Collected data
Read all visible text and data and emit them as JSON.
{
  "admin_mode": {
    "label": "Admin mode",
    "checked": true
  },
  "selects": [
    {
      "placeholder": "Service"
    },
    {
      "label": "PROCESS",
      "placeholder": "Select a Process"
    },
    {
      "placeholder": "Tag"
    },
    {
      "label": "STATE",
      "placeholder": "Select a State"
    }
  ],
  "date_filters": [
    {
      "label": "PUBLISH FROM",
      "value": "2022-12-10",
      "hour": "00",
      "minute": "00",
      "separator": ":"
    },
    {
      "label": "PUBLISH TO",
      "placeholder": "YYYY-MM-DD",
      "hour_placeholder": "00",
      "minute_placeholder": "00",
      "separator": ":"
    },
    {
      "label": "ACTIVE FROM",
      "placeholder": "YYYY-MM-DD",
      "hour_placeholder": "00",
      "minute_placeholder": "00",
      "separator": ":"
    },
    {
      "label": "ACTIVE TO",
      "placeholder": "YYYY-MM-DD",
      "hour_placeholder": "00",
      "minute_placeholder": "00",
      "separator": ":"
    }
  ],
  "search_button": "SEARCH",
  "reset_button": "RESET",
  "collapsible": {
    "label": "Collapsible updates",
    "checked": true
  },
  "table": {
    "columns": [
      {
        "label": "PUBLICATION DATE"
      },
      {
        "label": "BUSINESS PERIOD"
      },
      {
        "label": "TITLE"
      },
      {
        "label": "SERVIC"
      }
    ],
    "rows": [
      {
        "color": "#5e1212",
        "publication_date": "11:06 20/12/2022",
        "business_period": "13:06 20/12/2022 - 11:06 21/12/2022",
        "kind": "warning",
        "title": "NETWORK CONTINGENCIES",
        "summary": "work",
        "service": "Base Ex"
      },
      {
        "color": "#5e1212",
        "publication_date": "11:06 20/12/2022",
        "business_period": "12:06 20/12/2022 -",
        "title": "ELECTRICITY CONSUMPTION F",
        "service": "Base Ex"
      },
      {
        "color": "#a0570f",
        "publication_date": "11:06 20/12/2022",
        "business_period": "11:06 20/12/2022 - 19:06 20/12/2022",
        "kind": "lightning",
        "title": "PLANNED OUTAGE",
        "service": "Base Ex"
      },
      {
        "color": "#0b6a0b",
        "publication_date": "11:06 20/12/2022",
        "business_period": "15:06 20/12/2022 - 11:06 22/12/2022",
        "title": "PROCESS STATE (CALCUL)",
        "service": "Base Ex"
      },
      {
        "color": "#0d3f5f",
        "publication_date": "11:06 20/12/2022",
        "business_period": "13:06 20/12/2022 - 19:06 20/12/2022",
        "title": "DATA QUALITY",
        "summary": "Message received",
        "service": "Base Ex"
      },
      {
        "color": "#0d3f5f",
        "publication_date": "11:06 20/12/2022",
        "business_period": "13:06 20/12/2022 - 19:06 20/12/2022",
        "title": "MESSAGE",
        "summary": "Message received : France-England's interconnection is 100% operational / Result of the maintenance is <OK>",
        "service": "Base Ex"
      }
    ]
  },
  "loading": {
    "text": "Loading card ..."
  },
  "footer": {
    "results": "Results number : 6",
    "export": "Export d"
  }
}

_Problem:_ Retype the whole listing above exactly.

_Full answer:_
Read all visible text and data and emit them as JSON.
{
  "admin_mode": {
    "label": "Admin mode",
    "checked": true
  },
  "selects": [
    {
      "placeholder": "Service"
    },
    {
      "label": "PROCESS",
      "placeholder": "Select a Process"
    },
    {
      "placeholder": "Tag"
    },
    {
      "label": "STATE",
      "placeholder": "Select a State"
    }
  ],
  "date_filters": [
    {
      "label": "PUBLISH FROM",
      "value": "2022-12-10",
      "hour": "00",
      "minute": "00",
      "separator": ":"
    },
    {
      "label": "PUBLISH TO",
      "placeholder": "YYYY-MM-DD",
      "hour_placeholder": "00",
      "minute_placeholder": "00",
      "separator": ":"
    },
    {
      "label": "ACTIVE FROM",
      "placeholder": "YYYY-MM-DD",
      "hour_placeholder": "00",
      "minute_placeholder": "00",
      "separator": ":"
    },
    {
      "label": "ACTIVE TO",
      "placeholder": "YYYY-MM-DD",
      "hour_placeholder": "00",
      "minute_placeholder": "00",
      "separator": ":"
    }
  ],
  "search_button": "SEARCH",
  "reset_button": "RESET",
  "collapsible": {
    "label": "Collapsible updates",
    "checked": true
  },
  "table": {
    "columns": [
      {
        "label": "PUBLICATION DATE"
      },
      {
        "label": "BUSINESS PERIOD"
      },
      {
        "label": "TITLE"
      },
      {
        "label": "SERVIC"
      }
    ],
    "rows": [
      {
        "color": "#5e1212",
        "publication_date": "11:06 20/12/2022",
        "business_period": "13:06 20/12/2022 - 11:06 21/12/2022",
        "kind": "warning",
        "title": "NETWORK CONTINGENCIES",
        "summary": "work",
        "service": "Base Ex"
      },
      {
        "color": "#5e1212",
        "publication_date": "11:06 20/12/2022",
        "business_period": "12:06 20/12/2022 -",
        "title": "ELECTRICITY CONSUMPTION F",
        "service": "Base Ex"
      },
      {
        "color": "#a0570f",
        "publication_date": "11:06 20/12/2022",
        "business_period": "11:06 20/12/2022 - 19:06 20/12/2022",
        "kind": "lightning",
        "title": "PLANNED OUTAGE",
        "service": "Base Ex"
      },
      {
        "color": "#0b6a0b",
        "publication_date": "11:06 20/12/2022",
        "business_period": "15:06 20/12/2022 - 11:06 22/12/2022",
        "title": "PROCESS STATE (CALCUL)",
        "service": "Base Ex"
      },
      {
        "color": "#0d3f5f",
        "publication_date": "11:06 20/12/2022",
        "business_period": "13:06 20/12/2022 - 19:06 20/12/2022",
        "title": "DATA QUALITY",
        "summary": "Message received",
        "service": "Base Ex"
      },
      {
        "color": "#0d3f5f",
        "publication_date": "11:06 20/12/2022",
        "business_period": "13:06 20/12/2022 - 19:06 20/12/2022",
        "title": "MESSAGE",
        "summary": "Message received : France-England's interconnection is 100% operational / Result of the maintenance is <OK>",
        "service": "Base Ex"
      }
    ]
  },
  "loading": {
    "text": "Loading card ..."
  },
  "footer": {
    "results": "Results number : 6",
    "export": "Export d"
  }
}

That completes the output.